**Directive:**
Among the lines listed below, count those that include the string "What", and state only the count.

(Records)
- - - - -
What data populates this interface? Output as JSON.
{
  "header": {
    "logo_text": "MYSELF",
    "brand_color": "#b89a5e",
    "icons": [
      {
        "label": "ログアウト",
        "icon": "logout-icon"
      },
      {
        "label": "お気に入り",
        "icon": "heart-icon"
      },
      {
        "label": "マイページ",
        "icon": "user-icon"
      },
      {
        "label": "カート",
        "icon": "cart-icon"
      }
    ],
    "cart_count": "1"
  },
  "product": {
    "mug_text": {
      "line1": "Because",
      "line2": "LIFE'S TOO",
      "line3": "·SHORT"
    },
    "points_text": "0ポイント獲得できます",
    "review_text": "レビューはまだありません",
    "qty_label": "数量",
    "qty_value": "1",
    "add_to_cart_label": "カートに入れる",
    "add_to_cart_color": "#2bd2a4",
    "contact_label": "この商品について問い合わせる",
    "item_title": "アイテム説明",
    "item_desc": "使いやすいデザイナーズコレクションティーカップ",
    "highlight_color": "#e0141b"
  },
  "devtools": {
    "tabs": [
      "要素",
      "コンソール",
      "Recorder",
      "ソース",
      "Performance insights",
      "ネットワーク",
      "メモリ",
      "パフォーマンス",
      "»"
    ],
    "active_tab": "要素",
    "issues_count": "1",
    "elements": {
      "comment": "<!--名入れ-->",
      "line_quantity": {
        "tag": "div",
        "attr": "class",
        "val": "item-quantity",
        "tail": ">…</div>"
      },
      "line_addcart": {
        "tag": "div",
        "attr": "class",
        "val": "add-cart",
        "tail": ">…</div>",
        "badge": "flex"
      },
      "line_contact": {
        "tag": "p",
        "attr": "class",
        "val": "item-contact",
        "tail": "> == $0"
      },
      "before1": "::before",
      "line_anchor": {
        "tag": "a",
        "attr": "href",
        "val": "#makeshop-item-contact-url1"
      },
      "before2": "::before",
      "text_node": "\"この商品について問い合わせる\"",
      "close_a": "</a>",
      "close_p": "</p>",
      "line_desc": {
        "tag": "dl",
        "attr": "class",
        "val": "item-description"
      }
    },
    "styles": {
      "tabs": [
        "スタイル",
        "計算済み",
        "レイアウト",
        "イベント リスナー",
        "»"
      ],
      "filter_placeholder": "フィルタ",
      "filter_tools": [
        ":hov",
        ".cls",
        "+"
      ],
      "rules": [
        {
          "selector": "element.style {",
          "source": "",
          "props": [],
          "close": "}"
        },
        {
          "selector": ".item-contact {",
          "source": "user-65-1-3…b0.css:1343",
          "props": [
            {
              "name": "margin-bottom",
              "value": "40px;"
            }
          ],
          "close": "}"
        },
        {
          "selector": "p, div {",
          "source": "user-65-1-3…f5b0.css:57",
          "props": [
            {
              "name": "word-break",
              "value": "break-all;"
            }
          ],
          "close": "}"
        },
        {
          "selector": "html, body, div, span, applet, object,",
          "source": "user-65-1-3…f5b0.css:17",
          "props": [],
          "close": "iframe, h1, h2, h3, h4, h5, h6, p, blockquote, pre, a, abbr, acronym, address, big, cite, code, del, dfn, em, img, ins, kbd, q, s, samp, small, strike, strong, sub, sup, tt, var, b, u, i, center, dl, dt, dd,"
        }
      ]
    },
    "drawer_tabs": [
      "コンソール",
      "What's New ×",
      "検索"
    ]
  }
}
- - - - -
**Full response:**
2